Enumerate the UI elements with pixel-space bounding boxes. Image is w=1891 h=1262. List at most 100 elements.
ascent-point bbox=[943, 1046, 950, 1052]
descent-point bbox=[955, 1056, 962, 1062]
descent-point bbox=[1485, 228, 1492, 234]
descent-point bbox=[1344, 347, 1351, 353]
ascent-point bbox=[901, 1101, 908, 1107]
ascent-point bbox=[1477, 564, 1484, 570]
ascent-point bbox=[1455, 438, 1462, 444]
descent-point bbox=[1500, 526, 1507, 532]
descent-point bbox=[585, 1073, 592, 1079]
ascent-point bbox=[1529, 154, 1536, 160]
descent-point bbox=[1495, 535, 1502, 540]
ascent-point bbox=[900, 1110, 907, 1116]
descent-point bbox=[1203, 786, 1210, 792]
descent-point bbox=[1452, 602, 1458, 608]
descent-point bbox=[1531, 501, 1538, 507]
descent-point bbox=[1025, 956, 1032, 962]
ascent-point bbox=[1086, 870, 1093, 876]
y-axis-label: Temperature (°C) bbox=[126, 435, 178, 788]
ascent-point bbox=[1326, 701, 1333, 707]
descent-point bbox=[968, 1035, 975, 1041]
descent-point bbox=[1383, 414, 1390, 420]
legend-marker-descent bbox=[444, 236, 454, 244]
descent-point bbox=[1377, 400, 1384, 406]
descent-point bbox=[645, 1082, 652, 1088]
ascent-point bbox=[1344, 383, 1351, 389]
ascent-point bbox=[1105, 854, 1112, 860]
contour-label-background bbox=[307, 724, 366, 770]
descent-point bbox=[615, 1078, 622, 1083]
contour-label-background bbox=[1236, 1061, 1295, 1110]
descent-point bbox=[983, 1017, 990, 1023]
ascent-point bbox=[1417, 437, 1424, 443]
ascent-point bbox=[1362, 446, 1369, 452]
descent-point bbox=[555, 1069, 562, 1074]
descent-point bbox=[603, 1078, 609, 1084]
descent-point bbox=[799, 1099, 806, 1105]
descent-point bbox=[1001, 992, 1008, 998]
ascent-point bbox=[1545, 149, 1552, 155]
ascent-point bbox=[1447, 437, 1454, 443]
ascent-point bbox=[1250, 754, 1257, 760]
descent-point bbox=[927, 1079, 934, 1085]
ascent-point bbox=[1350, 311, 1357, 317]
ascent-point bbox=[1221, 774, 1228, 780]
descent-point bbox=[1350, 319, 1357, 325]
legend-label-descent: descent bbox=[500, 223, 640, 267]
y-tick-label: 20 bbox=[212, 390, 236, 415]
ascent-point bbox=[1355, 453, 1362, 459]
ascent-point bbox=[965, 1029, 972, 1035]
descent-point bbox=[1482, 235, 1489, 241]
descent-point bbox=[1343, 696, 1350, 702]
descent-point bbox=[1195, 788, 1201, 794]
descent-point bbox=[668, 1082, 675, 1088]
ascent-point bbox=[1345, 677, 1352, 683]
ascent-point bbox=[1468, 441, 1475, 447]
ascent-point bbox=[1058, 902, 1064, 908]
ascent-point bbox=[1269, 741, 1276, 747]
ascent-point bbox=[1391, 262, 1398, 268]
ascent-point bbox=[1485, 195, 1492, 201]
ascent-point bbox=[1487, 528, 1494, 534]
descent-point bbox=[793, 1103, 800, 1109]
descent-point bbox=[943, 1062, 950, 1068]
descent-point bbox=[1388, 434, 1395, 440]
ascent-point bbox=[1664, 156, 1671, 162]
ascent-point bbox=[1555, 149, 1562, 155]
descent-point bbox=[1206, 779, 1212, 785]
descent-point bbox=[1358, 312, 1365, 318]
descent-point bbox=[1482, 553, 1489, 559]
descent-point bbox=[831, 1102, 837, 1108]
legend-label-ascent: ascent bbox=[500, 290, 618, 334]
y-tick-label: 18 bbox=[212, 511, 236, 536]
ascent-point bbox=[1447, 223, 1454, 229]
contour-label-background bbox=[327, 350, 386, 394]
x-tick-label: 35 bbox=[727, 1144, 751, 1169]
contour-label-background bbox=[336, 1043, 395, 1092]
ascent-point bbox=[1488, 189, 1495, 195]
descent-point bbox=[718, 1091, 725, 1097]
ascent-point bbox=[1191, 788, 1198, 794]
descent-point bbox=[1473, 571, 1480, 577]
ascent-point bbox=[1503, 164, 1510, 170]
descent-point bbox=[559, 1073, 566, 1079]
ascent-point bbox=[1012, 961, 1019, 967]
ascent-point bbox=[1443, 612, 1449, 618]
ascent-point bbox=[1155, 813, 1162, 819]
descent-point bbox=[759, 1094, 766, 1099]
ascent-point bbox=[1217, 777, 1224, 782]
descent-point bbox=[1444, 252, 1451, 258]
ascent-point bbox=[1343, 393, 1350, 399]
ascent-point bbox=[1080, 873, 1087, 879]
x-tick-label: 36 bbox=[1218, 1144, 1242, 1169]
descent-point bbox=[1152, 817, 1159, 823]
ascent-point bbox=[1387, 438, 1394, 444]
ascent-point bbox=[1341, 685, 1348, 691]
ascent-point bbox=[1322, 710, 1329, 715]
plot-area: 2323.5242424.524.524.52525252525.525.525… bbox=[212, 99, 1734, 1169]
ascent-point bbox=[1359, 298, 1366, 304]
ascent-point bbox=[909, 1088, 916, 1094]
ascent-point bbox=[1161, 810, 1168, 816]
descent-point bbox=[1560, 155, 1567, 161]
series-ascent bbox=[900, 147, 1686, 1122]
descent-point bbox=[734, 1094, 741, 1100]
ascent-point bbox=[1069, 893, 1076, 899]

——————————

Convert everything from the first line down to and including the line containing "descent-point bbox=[1485, 228, 1492, 234]" into a Markdown table with the columns No. and Line, numbering each row and leaving out blank lines.

| No. | Line |
|---|---|
| 1 | Enumerate the UI elements with pixel-space bounding boxes. Image is w=1891 h=1262. List at most 100 elements. |
| 2 | ascent-point bbox=[943, 1046, 950, 1052] |
| 3 | descent-point bbox=[955, 1056, 962, 1062] |
| 4 | descent-point bbox=[1485, 228, 1492, 234] |